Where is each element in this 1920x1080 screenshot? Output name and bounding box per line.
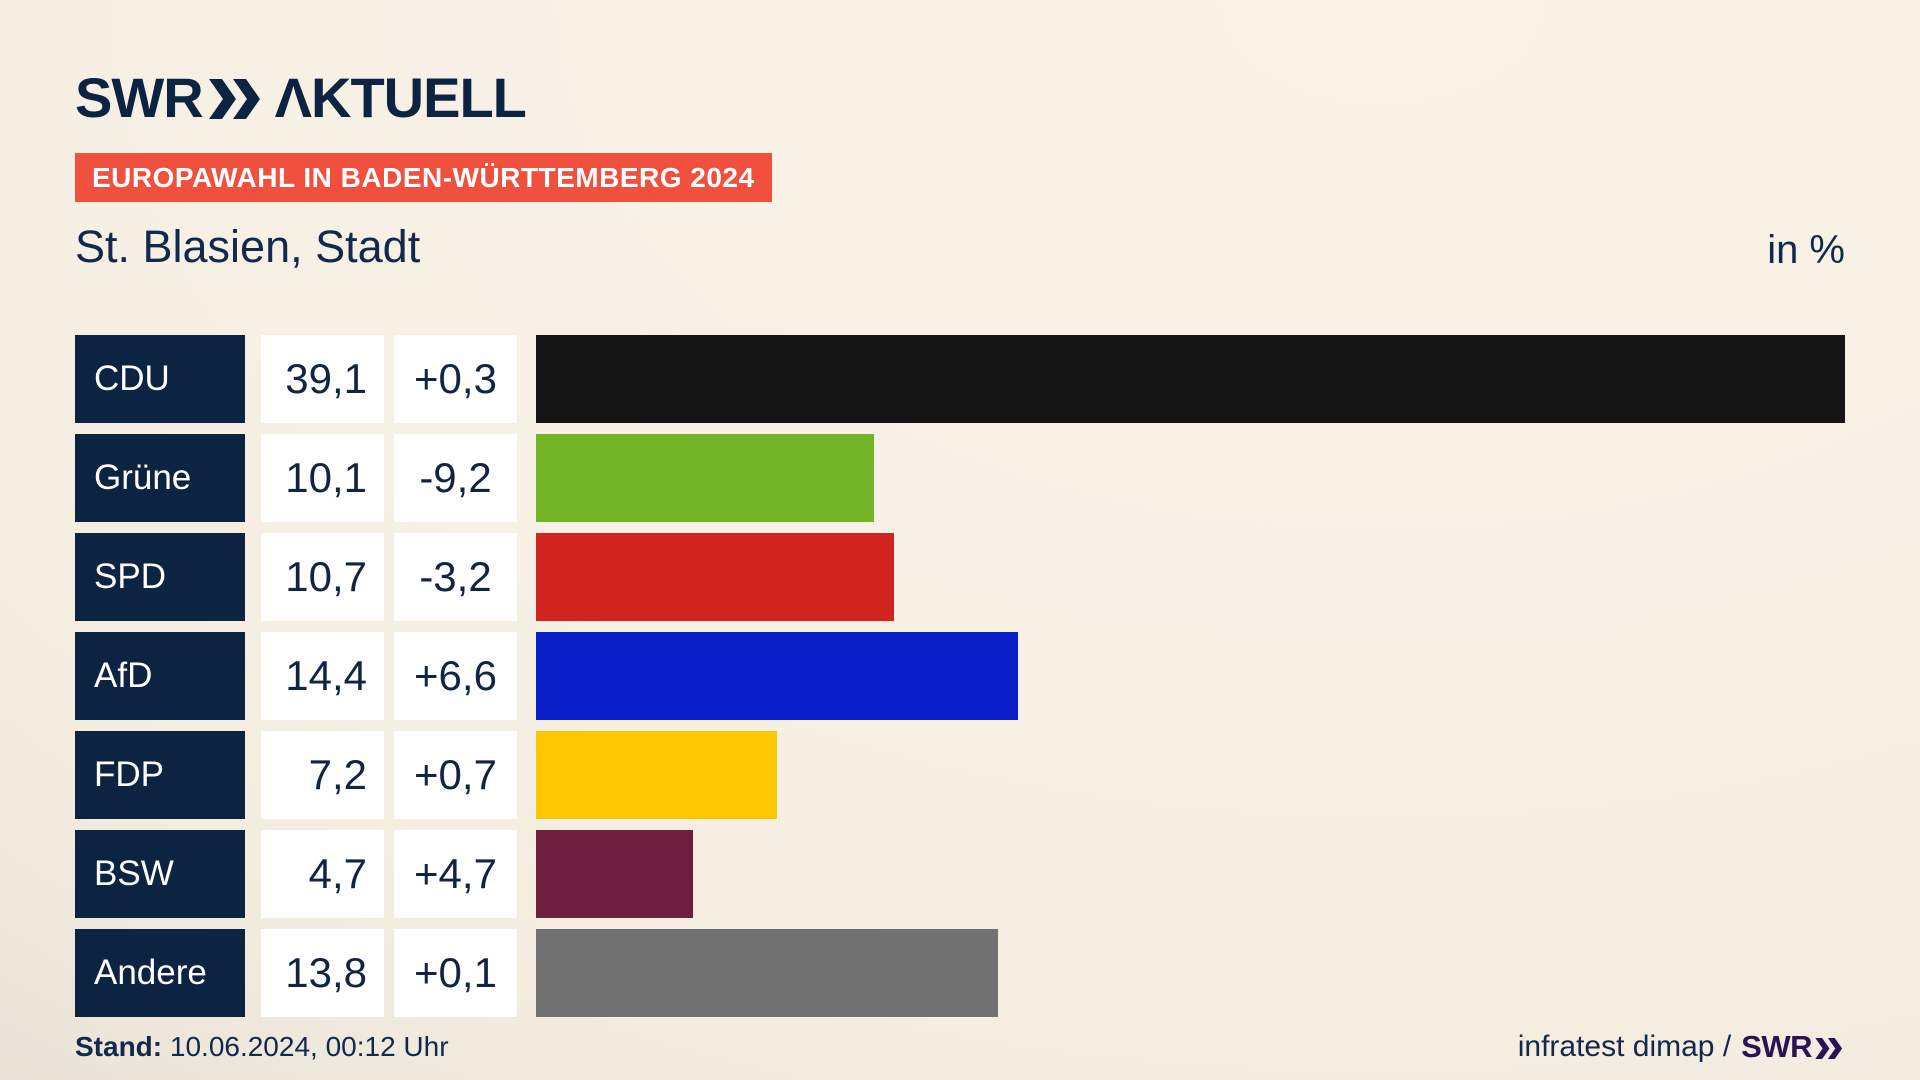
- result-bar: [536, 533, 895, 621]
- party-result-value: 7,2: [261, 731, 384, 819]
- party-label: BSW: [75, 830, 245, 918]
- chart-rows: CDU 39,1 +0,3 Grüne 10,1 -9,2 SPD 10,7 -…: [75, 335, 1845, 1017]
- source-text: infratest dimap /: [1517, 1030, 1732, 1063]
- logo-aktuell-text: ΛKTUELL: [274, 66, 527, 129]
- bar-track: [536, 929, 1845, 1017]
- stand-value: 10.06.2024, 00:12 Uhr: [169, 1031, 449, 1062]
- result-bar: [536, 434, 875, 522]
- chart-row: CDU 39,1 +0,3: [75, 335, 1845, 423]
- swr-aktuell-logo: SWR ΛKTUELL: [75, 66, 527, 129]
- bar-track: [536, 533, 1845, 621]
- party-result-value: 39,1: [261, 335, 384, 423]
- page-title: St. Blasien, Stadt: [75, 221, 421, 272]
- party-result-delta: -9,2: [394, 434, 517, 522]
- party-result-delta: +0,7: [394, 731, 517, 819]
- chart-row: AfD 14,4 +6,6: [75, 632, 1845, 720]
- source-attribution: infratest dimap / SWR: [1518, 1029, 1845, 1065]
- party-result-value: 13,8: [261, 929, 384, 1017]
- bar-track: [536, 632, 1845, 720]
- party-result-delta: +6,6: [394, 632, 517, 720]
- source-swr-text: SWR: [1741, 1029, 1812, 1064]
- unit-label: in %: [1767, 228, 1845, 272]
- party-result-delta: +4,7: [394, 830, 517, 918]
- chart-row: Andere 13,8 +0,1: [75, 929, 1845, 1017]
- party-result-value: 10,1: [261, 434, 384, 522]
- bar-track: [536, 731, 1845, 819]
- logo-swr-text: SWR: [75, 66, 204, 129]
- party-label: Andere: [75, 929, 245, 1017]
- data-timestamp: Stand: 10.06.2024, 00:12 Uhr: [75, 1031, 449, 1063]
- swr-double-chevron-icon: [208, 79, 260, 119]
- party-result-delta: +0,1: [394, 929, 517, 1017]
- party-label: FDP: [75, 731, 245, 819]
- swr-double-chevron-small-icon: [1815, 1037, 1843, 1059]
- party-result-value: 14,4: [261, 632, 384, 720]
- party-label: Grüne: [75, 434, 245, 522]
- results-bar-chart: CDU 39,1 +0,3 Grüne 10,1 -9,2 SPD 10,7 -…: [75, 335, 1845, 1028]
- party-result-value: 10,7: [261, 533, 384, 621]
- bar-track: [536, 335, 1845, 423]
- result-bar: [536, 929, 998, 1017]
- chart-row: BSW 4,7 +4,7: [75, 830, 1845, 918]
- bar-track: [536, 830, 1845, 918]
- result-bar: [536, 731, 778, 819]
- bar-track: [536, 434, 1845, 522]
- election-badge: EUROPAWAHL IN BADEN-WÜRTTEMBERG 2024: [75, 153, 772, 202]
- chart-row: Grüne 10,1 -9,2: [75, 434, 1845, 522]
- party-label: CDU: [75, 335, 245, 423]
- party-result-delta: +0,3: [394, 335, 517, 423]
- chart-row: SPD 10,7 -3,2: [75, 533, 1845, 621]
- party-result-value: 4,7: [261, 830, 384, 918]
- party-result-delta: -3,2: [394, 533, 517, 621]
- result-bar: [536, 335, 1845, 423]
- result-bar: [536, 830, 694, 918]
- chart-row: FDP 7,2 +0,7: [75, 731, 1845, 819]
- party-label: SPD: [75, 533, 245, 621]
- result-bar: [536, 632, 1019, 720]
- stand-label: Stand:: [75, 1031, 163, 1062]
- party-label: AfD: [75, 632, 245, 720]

- - -

Reproduce every line of the data above verbatim, leaving out the picture.

Where is each element in this 1920x1080 screenshot? Output name and bounding box per line.
- result-bar: [536, 533, 895, 621]
- party-result-value: 7,2: [261, 731, 384, 819]
- party-label: BSW: [75, 830, 245, 918]
- chart-rows: CDU 39,1 +0,3 Grüne 10,1 -9,2 SPD 10,7 -…: [75, 335, 1845, 1017]
- source-text: infratest dimap /: [1517, 1030, 1732, 1063]
- logo-aktuell-text: ΛKTUELL: [274, 66, 527, 129]
- bar-track: [536, 929, 1845, 1017]
- stand-value: 10.06.2024, 00:12 Uhr: [169, 1031, 449, 1062]
- result-bar: [536, 434, 875, 522]
- chart-row: CDU 39,1 +0,3: [75, 335, 1845, 423]
- swr-aktuell-logo: SWR ΛKTUELL: [75, 66, 527, 129]
- bar-track: [536, 533, 1845, 621]
- party-result-value: 39,1: [261, 335, 384, 423]
- page-title: St. Blasien, Stadt: [75, 221, 421, 272]
- party-result-delta: -9,2: [394, 434, 517, 522]
- party-result-delta: +0,7: [394, 731, 517, 819]
- chart-row: AfD 14,4 +6,6: [75, 632, 1845, 720]
- source-attribution: infratest dimap / SWR: [1518, 1029, 1845, 1065]
- party-result-value: 13,8: [261, 929, 384, 1017]
- bar-track: [536, 632, 1845, 720]
- party-result-delta: +6,6: [394, 632, 517, 720]
- source-swr-text: SWR: [1741, 1029, 1812, 1064]
- unit-label: in %: [1767, 228, 1845, 272]
- party-result-delta: +4,7: [394, 830, 517, 918]
- chart-row: Andere 13,8 +0,1: [75, 929, 1845, 1017]
- party-result-value: 10,1: [261, 434, 384, 522]
- bar-track: [536, 731, 1845, 819]
- logo-swr-text: SWR: [75, 66, 204, 129]
- party-label: Andere: [75, 929, 245, 1017]
- data-timestamp: Stand: 10.06.2024, 00:12 Uhr: [75, 1031, 449, 1063]
- swr-double-chevron-icon: [208, 79, 260, 119]
- party-result-delta: +0,1: [394, 929, 517, 1017]
- party-label: FDP: [75, 731, 245, 819]
- swr-double-chevron-small-icon: [1815, 1037, 1843, 1059]
- party-result-value: 14,4: [261, 632, 384, 720]
- party-label: Grüne: [75, 434, 245, 522]
- results-bar-chart: CDU 39,1 +0,3 Grüne 10,1 -9,2 SPD 10,7 -…: [75, 335, 1845, 1028]
- party-result-value: 10,7: [261, 533, 384, 621]
- bar-track: [536, 335, 1845, 423]
- result-bar: [536, 929, 998, 1017]
- chart-row: BSW 4,7 +4,7: [75, 830, 1845, 918]
- bar-track: [536, 830, 1845, 918]
- result-bar: [536, 731, 778, 819]
- bar-track: [536, 434, 1845, 522]
- election-badge: EUROPAWAHL IN BADEN-WÜRTTEMBERG 2024: [75, 153, 772, 202]
- chart-row: Grüne 10,1 -9,2: [75, 434, 1845, 522]
- party-label: CDU: [75, 335, 245, 423]
- party-result-delta: +0,3: [394, 335, 517, 423]
- chart-row: SPD 10,7 -3,2: [75, 533, 1845, 621]
- party-result-value: 4,7: [261, 830, 384, 918]
- party-result-delta: -3,2: [394, 533, 517, 621]
- result-bar: [536, 335, 1845, 423]
- result-bar: [536, 830, 694, 918]
- chart-row: FDP 7,2 +0,7: [75, 731, 1845, 819]
- party-label: SPD: [75, 533, 245, 621]
- result-bar: [536, 632, 1019, 720]
- stand-label: Stand:: [75, 1031, 163, 1062]
- party-label: AfD: [75, 632, 245, 720]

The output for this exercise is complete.